Retype every entry word for word.
>> START
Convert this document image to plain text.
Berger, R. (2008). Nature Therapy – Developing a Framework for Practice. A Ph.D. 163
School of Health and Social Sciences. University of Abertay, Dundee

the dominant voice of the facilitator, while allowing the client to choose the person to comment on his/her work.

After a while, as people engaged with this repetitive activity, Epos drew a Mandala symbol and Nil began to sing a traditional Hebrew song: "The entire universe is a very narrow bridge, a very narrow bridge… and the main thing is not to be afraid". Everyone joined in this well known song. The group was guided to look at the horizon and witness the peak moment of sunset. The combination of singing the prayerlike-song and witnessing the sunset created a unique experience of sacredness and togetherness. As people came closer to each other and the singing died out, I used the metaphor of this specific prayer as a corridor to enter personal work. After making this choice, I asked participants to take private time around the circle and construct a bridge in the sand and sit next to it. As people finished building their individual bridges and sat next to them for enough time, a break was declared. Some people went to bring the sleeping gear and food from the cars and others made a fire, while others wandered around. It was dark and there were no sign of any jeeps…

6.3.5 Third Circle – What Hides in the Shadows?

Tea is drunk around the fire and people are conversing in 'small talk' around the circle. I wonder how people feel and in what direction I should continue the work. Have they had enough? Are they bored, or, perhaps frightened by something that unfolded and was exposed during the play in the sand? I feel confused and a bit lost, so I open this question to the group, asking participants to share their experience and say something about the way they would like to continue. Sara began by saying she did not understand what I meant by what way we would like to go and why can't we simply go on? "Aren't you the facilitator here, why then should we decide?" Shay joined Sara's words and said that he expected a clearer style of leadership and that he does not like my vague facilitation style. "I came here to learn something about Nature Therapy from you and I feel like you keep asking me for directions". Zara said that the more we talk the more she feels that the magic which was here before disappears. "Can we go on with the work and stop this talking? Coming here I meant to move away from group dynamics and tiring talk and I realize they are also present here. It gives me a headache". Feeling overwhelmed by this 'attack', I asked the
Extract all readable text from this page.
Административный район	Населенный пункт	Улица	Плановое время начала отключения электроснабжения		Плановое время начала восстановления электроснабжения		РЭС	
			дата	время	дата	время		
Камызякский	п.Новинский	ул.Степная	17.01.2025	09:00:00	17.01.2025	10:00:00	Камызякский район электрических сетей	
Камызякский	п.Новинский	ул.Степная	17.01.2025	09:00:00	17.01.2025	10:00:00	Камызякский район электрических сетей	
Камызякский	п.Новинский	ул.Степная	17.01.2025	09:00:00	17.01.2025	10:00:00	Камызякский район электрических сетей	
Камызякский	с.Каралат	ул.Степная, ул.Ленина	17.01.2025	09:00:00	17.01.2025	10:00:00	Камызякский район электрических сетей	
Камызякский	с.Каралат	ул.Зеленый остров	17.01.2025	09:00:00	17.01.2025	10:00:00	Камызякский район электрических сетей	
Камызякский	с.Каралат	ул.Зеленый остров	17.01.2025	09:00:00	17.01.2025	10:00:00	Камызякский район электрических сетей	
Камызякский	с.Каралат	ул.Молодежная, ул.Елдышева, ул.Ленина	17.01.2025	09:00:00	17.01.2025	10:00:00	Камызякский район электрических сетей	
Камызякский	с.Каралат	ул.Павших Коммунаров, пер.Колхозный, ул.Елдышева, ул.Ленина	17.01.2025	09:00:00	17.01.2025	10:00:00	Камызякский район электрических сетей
>> END
- [Solution for this exercise]:
Convert this document image to plain text.
Berger, R. (2008). Nature Therapy – Developing a Framework for Practice. A Ph.D. 163
School of Health and Social Sciences. University of Abertay, Dundee

the dominant voice of the facilitator, while allowing the client to choose the person to comment on his/her work.

After a while, as people engaged with this repetitive activity, Epos drew a Mandala symbol and Nil began to sing a traditional Hebrew song: "The entire universe is a very narrow bridge, a very narrow bridge… and the main thing is not to be afraid". Everyone joined in this well known song. The group was guided to look at the horizon and witness the peak moment of sunset. The combination of singing the prayerlike-song and witnessing the sunset created a unique experience of sacredness and togetherness. As people came closer to each other and the singing died out, I used the metaphor of this specific prayer as a corridor to enter personal work. After making this choice, I asked participants to take private time around the circle and construct a bridge in the sand and sit next to it. As people finished building their individual bridges and sat next to them for enough time, a break was declared. Some people went to bring the sleeping gear and food from the cars and others made a fire, while others wandered around. It was dark and there were no sign of any jeeps…

6.3.5 Third Circle – What Hides in the Shadows?

Tea is drunk around the fire and people are conversing in 'small talk' around the circle. I wonder how people feel and in what direction I should continue the work. Have they had enough? Are they bored, or, perhaps frightened by something that unfolded and was exposed during the play in the sand? I feel confused and a bit lost, so I open this question to the group, asking participants to share their experience and say something about the way they would like to continue. Sara began by saying she did not understand what I meant by what way we would like to go and why can't we simply go on? "Aren't you the facilitator here, why then should we decide?" Shay joined Sara's words and said that he expected a clearer style of leadership and that he does not like my vague facilitation style. "I came here to learn something about Nature Therapy from you and I feel like you keep asking me for directions". Zara said that the more we talk the more she feels that the magic which was here before disappears. "Can we go on with the work and stop this talking? Coming here I meant to move away from group dynamics and tiring talk and I realize they are also present here. It gives me a headache". Feeling overwhelmed by this 'attack', I asked the
Extract all readable text from this page.
Административный район	Населенный пункт	Улица	Плановое время начала отключения электроснабжения		Плановое время начала восстановления электроснабжения		РЭС	
			дата	время	дата	время		
Камызякский	п.Новинский	ул.Степная	17.01.2025	09:00:00	17.01.2025	10:00:00	Камызякский район электрических сетей	
Камызякский	п.Новинский	ул.Степная	17.01.2025	09:00:00	17.01.2025	10:00:00	Камызякский район электрических сетей	
Камызякский	п.Новинский	ул.Степная	17.01.2025	09:00:00	17.01.2025	10:00:00	Камызякский район электрических сетей	
Камызякский	с.Каралат	ул.Степная, ул.Ленина	17.01.2025	09:00:00	17.01.2025	10:00:00	Камызякский район электрических сетей	
Камызякский	с.Каралат	ул.Зеленый остров	17.01.2025	09:00:00	17.01.2025	10:00:00	Камызякский район электрических сетей	
Камызякский	с.Каралат	ул.Зеленый остров	17.01.2025	09:00:00	17.01.2025	10:00:00	Камызякский район электрических сетей	
Камызякский	с.Каралат	ул.Молодежная, ул.Елдышева, ул.Ленина	17.01.2025	09:00:00	17.01.2025	10:00:00	Камызякский район электрических сетей	
Камызякский	с.Каралат	ул.Павших Коммунаров, пер.Колхозный, ул.Елдышева, ул.Ленина	17.01.2025	09:00:00	17.01.2025	10:00:00	Камызякский район электрических сетей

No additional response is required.